> **MATERIALS PROVIDED**
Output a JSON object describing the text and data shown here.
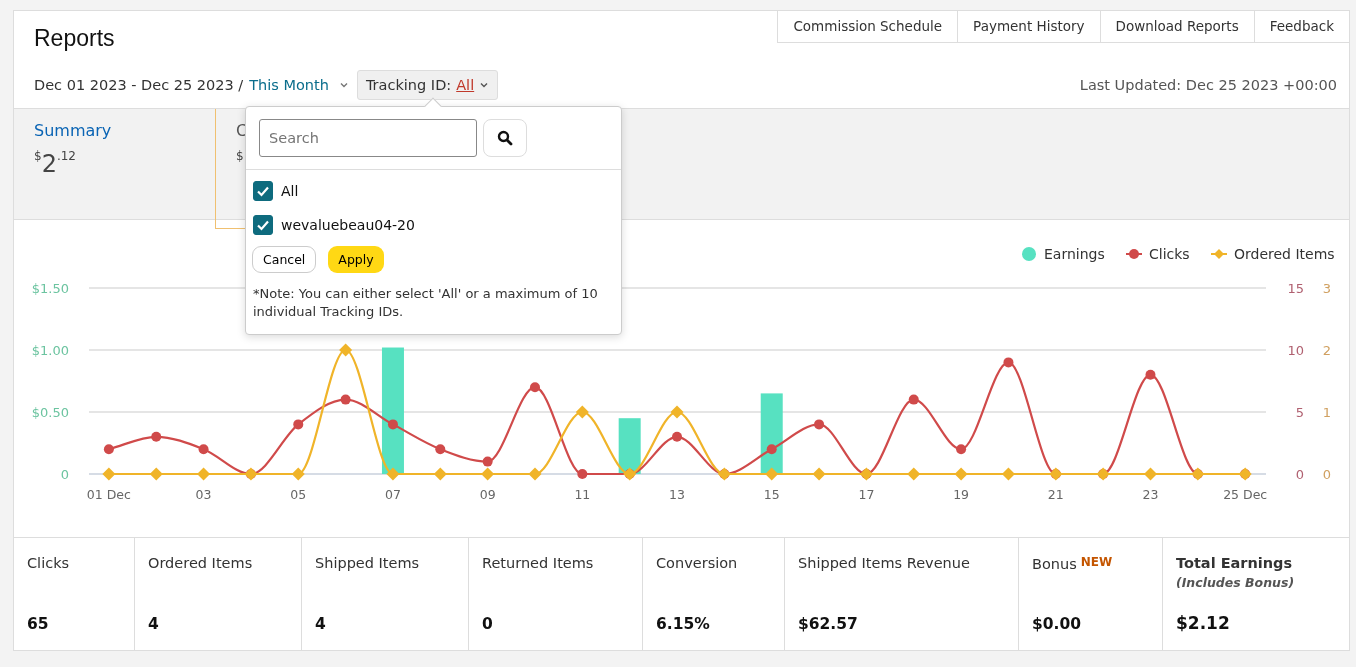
{
  "header": {
    "title": "Reports",
    "date_range": "Dec 01 2023 - Dec 25 2023 /",
    "period_link": "This Month",
    "tracking_label": "Tracking ID:",
    "tracking_value": "All",
    "last_updated": "Last Updated: Dec 25 2023 +00:00"
  },
  "nav_links": [
    "Commission Schedule",
    "Payment History",
    "Download Reports",
    "Feedback"
  ],
  "summary_cards": [
    {
      "title": "Summary",
      "currency": "$",
      "whole": "2",
      "cents": ".12",
      "selected": false
    },
    {
      "title": "C",
      "currency": "$",
      "selected": true
    }
  ],
  "tracking_popup": {
    "search_placeholder": "Search",
    "options": [
      {
        "label": "All",
        "checked": true
      },
      {
        "label": "wevaluebeau04-20",
        "checked": true
      }
    ],
    "cancel": "Cancel",
    "apply": "Apply",
    "note": "*Note: You can either select 'All' or a maximum of 10 individual Tracking IDs."
  },
  "chart": {
    "chart_data": {
      "type": "bar",
      "x": [
        1,
        2,
        3,
        4,
        5,
        6,
        7,
        8,
        9,
        10,
        11,
        12,
        13,
        14,
        15,
        16,
        17,
        18,
        19,
        20,
        21,
        22,
        23,
        24,
        25
      ],
      "xticks": [
        {
          "value": 1,
          "label": "01 Dec"
        },
        {
          "value": 3,
          "label": "03"
        },
        {
          "value": 5,
          "label": "05"
        },
        {
          "value": 7,
          "label": "07"
        },
        {
          "value": 9,
          "label": "09"
        },
        {
          "value": 11,
          "label": "11"
        },
        {
          "value": 13,
          "label": "13"
        },
        {
          "value": 15,
          "label": "15"
        },
        {
          "value": 17,
          "label": "17"
        },
        {
          "value": 19,
          "label": "19"
        },
        {
          "value": 21,
          "label": "21"
        },
        {
          "value": 23,
          "label": "23"
        },
        {
          "value": 25,
          "label": "25 Dec"
        }
      ],
      "yticks": [
        {
          "value": 0,
          "label": "0"
        },
        {
          "value": 0.5,
          "label": "$0.50"
        },
        {
          "value": 1,
          "label": "$1.00"
        },
        {
          "value": 1.5,
          "label": "$1.50"
        }
      ],
      "legend": "top-right",
      "xlim": [
        0.58,
        25.44
      ],
      "ylim": [
        0,
        1.5
      ],
      "y2lim": [
        0,
        15
      ],
      "y3lim": [
        0,
        3
      ],
      "y2ticks": [
        0,
        5,
        10,
        15
      ],
      "y3ticks": [
        0,
        1,
        2,
        3
      ],
      "series": [
        {
          "name": "Earnings",
          "type": "bar",
          "color": "#57e1c1",
          "values": [
            0,
            0,
            0,
            0,
            0,
            0,
            1.02,
            0,
            0,
            0,
            0,
            0.45,
            0,
            0,
            0.65,
            0,
            0,
            0,
            0,
            0,
            0,
            0,
            0,
            0,
            0
          ]
        },
        {
          "name": "Clicks",
          "type": "line",
          "axis": "y2",
          "marker": "circle",
          "color": "#d04a4a",
          "values": [
            2,
            3,
            2,
            0,
            4,
            6,
            4,
            2,
            1,
            7,
            0,
            0,
            3,
            0,
            2,
            4,
            0,
            6,
            2,
            9,
            0,
            0,
            8,
            0,
            0
          ]
        },
        {
          "name": "Ordered Items",
          "type": "line",
          "axis": "y3",
          "marker": "diamond",
          "color": "#f0b429",
          "values": [
            0,
            0,
            0,
            0,
            0,
            2,
            0,
            0,
            0,
            0,
            1,
            0,
            1,
            0,
            0,
            0,
            0,
            0,
            0,
            0,
            0,
            0,
            0,
            0,
            0
          ]
        }
      ]
    }
  },
  "stats": [
    {
      "label": "Clicks",
      "value": "65"
    },
    {
      "label": "Ordered Items",
      "value": "4"
    },
    {
      "label": "Shipped Items",
      "value": "4"
    },
    {
      "label": "Returned Items",
      "value": "0"
    },
    {
      "label": "Conversion",
      "value": "6.15%"
    },
    {
      "label": "Shipped Items Revenue",
      "value": "$62.57"
    },
    {
      "label": "Bonus",
      "badge": "NEW",
      "value": "$0.00"
    },
    {
      "label": "Total Earnings",
      "sublabel": "(Includes Bonus)",
      "value": "$2.12",
      "kind": "total"
    }
  ]
}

> **REQUIREMENT**
Without the pictures, restate all of the entries above verbatim.

> **ANSWER TO THE TASK**
Output a JSON object describing the text and data shown here.
{
  "header": {
    "title": "Reports",
    "date_range": "Dec 01 2023 - Dec 25 2023 /",
    "period_link": "This Month",
    "tracking_label": "Tracking ID:",
    "tracking_value": "All",
    "last_updated": "Last Updated: Dec 25 2023 +00:00"
  },
  "nav_links": [
    "Commission Schedule",
    "Payment History",
    "Download Reports",
    "Feedback"
  ],
  "summary_cards": [
    {
      "title": "Summary",
      "currency": "$",
      "whole": "2",
      "cents": ".12",
      "selected": false
    },
    {
      "title": "C",
      "currency": "$",
      "selected": true
    }
  ],
  "tracking_popup": {
    "search_placeholder": "Search",
    "options": [
      {
        "label": "All",
        "checked": true
      },
      {
        "label": "wevaluebeau04-20",
        "checked": true
      }
    ],
    "cancel": "Cancel",
    "apply": "Apply",
    "note": "*Note: You can either select 'All' or a maximum of 10 individual Tracking IDs."
  },
  "chart": {
    "chart_data": {
      "type": "bar",
      "x": [
        1,
        2,
        3,
        4,
        5,
        6,
        7,
        8,
        9,
        10,
        11,
        12,
        13,
        14,
        15,
        16,
        17,
        18,
        19,
        20,
        21,
        22,
        23,
        24,
        25
      ],
      "xticks": [
        {
          "value": 1,
          "label": "01 Dec"
        },
        {
          "value": 3,
          "label": "03"
        },
        {
          "value": 5,
          "label": "05"
        },
        {
          "value": 7,
          "label": "07"
        },
        {
          "value": 9,
          "label": "09"
        },
        {
          "value": 11,
          "label": "11"
        },
        {
          "value": 13,
          "label": "13"
        },
        {
          "value": 15,
          "label": "15"
        },
        {
          "value": 17,
          "label": "17"
        },
        {
          "value": 19,
          "label": "19"
        },
        {
          "value": 21,
          "label": "21"
        },
        {
          "value": 23,
          "label": "23"
        },
        {
          "value": 25,
          "label": "25 Dec"
        }
      ],
      "yticks": [
        {
          "value": 0,
          "label": "0"
        },
        {
          "value": 0.5,
          "label": "$0.50"
        },
        {
          "value": 1,
          "label": "$1.00"
        },
        {
          "value": 1.5,
          "label": "$1.50"
        }
      ],
      "legend": "top-right",
      "xlim": [
        0.58,
        25.44
      ],
      "ylim": [
        0,
        1.5
      ],
      "y2lim": [
        0,
        15
      ],
      "y3lim": [
        0,
        3
      ],
      "y2ticks": [
        0,
        5,
        10,
        15
      ],
      "y3ticks": [
        0,
        1,
        2,
        3
      ],
      "series": [
        {
          "name": "Earnings",
          "type": "bar",
          "color": "#57e1c1",
          "values": [
            0,
            0,
            0,
            0,
            0,
            0,
            1.02,
            0,
            0,
            0,
            0,
            0.45,
            0,
            0,
            0.65,
            0,
            0,
            0,
            0,
            0,
            0,
            0,
            0,
            0,
            0
          ]
        },
        {
          "name": "Clicks",
          "type": "line",
          "axis": "y2",
          "marker": "circle",
          "color": "#d04a4a",
          "values": [
            2,
            3,
            2,
            0,
            4,
            6,
            4,
            2,
            1,
            7,
            0,
            0,
            3,
            0,
            2,
            4,
            0,
            6,
            2,
            9,
            0,
            0,
            8,
            0,
            0
          ]
        },
        {
          "name": "Ordered Items",
          "type": "line",
          "axis": "y3",
          "marker": "diamond",
          "color": "#f0b429",
          "values": [
            0,
            0,
            0,
            0,
            0,
            2,
            0,
            0,
            0,
            0,
            1,
            0,
            1,
            0,
            0,
            0,
            0,
            0,
            0,
            0,
            0,
            0,
            0,
            0,
            0
          ]
        }
      ]
    }
  },
  "stats": [
    {
      "label": "Clicks",
      "value": "65"
    },
    {
      "label": "Ordered Items",
      "value": "4"
    },
    {
      "label": "Shipped Items",
      "value": "4"
    },
    {
      "label": "Returned Items",
      "value": "0"
    },
    {
      "label": "Conversion",
      "value": "6.15%"
    },
    {
      "label": "Shipped Items Revenue",
      "value": "$62.57"
    },
    {
      "label": "Bonus",
      "badge": "NEW",
      "value": "$0.00"
    },
    {
      "label": "Total Earnings",
      "sublabel": "(Includes Bonus)",
      "value": "$2.12",
      "kind": "total"
    }
  ]
}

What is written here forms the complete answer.